>>>
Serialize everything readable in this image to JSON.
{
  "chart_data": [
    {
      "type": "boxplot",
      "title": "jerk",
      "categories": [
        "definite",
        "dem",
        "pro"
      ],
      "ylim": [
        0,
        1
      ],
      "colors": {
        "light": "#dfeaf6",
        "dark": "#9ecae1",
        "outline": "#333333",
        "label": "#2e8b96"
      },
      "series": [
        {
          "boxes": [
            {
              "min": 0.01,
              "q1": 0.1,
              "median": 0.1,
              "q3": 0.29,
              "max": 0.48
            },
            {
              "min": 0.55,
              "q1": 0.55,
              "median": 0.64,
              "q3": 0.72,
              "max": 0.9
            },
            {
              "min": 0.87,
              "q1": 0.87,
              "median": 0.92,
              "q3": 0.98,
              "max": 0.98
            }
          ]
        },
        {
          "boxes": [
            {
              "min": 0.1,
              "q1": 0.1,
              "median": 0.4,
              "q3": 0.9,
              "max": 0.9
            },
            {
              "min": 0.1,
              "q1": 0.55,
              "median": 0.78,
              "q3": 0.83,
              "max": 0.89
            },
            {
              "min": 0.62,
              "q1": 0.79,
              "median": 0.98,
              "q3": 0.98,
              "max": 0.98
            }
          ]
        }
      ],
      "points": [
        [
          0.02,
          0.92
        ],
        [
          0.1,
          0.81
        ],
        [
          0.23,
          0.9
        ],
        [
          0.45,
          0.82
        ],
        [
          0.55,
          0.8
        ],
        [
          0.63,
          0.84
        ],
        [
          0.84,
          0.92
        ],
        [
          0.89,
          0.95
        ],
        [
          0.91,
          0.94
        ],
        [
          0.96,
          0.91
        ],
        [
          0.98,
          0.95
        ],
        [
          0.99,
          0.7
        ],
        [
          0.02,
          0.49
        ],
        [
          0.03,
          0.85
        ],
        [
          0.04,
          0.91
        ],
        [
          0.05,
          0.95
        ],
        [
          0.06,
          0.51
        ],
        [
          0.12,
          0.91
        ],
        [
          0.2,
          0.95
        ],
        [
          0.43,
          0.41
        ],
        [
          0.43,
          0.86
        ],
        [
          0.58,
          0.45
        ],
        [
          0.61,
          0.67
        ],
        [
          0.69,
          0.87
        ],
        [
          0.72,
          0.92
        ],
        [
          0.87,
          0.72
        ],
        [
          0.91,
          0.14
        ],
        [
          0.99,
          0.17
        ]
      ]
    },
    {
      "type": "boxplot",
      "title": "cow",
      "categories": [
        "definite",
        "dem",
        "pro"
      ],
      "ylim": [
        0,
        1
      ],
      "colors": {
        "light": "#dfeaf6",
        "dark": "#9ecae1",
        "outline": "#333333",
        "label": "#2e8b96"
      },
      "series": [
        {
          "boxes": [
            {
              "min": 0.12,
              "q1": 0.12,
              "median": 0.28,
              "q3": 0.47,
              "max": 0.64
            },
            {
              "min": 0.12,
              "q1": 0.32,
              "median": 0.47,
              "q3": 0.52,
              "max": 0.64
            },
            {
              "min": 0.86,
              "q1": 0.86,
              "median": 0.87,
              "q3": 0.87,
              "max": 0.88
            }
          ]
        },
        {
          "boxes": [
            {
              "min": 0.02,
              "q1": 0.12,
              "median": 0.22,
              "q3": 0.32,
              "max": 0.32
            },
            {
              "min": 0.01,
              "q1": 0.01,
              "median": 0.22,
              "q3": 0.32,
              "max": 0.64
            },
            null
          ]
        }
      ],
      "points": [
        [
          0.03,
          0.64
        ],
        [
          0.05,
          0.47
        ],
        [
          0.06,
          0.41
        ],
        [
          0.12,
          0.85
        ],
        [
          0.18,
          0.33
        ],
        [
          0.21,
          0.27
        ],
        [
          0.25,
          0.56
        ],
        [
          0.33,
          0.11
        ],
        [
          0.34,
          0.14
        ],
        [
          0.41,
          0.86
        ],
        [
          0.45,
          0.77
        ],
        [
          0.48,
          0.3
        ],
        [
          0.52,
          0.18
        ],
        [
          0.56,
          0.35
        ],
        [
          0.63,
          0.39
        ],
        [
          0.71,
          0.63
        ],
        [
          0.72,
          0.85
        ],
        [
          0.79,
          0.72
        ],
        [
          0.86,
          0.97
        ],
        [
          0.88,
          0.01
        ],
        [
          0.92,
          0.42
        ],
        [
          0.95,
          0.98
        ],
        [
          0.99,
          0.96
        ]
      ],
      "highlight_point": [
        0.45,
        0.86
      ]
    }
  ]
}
<<<
EXERCISE TASK | Using the material above, print every entry exactly as written.

WRITTEN RESPONSE |
Serialize everything readable in this image to JSON.
{
  "chart_data": [
    {
      "type": "boxplot",
      "title": "jerk",
      "categories": [
        "definite",
        "dem",
        "pro"
      ],
      "ylim": [
        0,
        1
      ],
      "colors": {
        "light": "#dfeaf6",
        "dark": "#9ecae1",
        "outline": "#333333",
        "label": "#2e8b96"
      },
      "series": [
        {
          "boxes": [
            {
              "min": 0.01,
              "q1": 0.1,
              "median": 0.1,
              "q3": 0.29,
              "max": 0.48
            },
            {
              "min": 0.55,
              "q1": 0.55,
              "median": 0.64,
              "q3": 0.72,
              "max": 0.9
            },
            {
              "min": 0.87,
              "q1": 0.87,
              "median": 0.92,
              "q3": 0.98,
              "max": 0.98
            }
          ]
        },
        {
          "boxes": [
            {
              "min": 0.1,
              "q1": 0.1,
              "median": 0.4,
              "q3": 0.9,
              "max": 0.9
            },
            {
              "min": 0.1,
              "q1": 0.55,
              "median": 0.78,
              "q3": 0.83,
              "max": 0.89
            },
            {
              "min": 0.62,
              "q1": 0.79,
              "median": 0.98,
              "q3": 0.98,
              "max": 0.98
            }
          ]
        }
      ],
      "points": [
        [
          0.02,
          0.92
        ],
        [
          0.1,
          0.81
        ],
        [
          0.23,
          0.9
        ],
        [
          0.45,
          0.82
        ],
        [
          0.55,
          0.8
        ],
        [
          0.63,
          0.84
        ],
        [
          0.84,
          0.92
        ],
        [
          0.89,
          0.95
        ],
        [
          0.91,
          0.94
        ],
        [
          0.96,
          0.91
        ],
        [
          0.98,
          0.95
        ],
        [
          0.99,
          0.7
        ],
        [
          0.02,
          0.49
        ],
        [
          0.03,
          0.85
        ],
        [
          0.04,
          0.91
        ],
        [
          0.05,
          0.95
        ],
        [
          0.06,
          0.51
        ],
        [
          0.12,
          0.91
        ],
        [
          0.2,
          0.95
        ],
        [
          0.43,
          0.41
        ],
        [
          0.43,
          0.86
        ],
        [
          0.58,
          0.45
        ],
        [
          0.61,
          0.67
        ],
        [
          0.69,
          0.87
        ],
        [
          0.72,
          0.92
        ],
        [
          0.87,
          0.72
        ],
        [
          0.91,
          0.14
        ],
        [
          0.99,
          0.17
        ]
      ]
    },
    {
      "type": "boxplot",
      "title": "cow",
      "categories": [
        "definite",
        "dem",
        "pro"
      ],
      "ylim": [
        0,
        1
      ],
      "colors": {
        "light": "#dfeaf6",
        "dark": "#9ecae1",
        "outline": "#333333",
        "label": "#2e8b96"
      },
      "series": [
        {
          "boxes": [
            {
              "min": 0.12,
              "q1": 0.12,
              "median": 0.28,
              "q3": 0.47,
              "max": 0.64
            },
            {
              "min": 0.12,
              "q1": 0.32,
              "median": 0.47,
              "q3": 0.52,
              "max": 0.64
            },
            {
              "min": 0.86,
              "q1": 0.86,
              "median": 0.87,
              "q3": 0.87,
              "max": 0.88
            }
          ]
        },
        {
          "boxes": [
            {
              "min": 0.02,
              "q1": 0.12,
              "median": 0.22,
              "q3": 0.32,
              "max": 0.32
            },
            {
              "min": 0.01,
              "q1": 0.01,
              "median": 0.22,
              "q3": 0.32,
              "max": 0.64
            },
            null
          ]
        }
      ],
      "points": [
        [
          0.03,
          0.64
        ],
        [
          0.05,
          0.47
        ],
        [
          0.06,
          0.41
        ],
        [
          0.12,
          0.85
        ],
        [
          0.18,
          0.33
        ],
        [
          0.21,
          0.27
        ],
        [
          0.25,
          0.56
        ],
        [
          0.33,
          0.11
        ],
        [
          0.34,
          0.14
        ],
        [
          0.41,
          0.86
        ],
        [
          0.45,
          0.77
        ],
        [
          0.48,
          0.3
        ],
        [
          0.52,
          0.18
        ],
        [
          0.56,
          0.35
        ],
        [
          0.63,
          0.39
        ],
        [
          0.71,
          0.63
        ],
        [
          0.72,
          0.85
        ],
        [
          0.79,
          0.72
        ],
        [
          0.86,
          0.97
        ],
        [
          0.88,
          0.01
        ],
        [
          0.92,
          0.42
        ],
        [
          0.95,
          0.98
        ],
        [
          0.99,
          0.96
        ]
      ],
      "highlight_point": [
        0.45,
        0.86
      ]
    }
  ]
}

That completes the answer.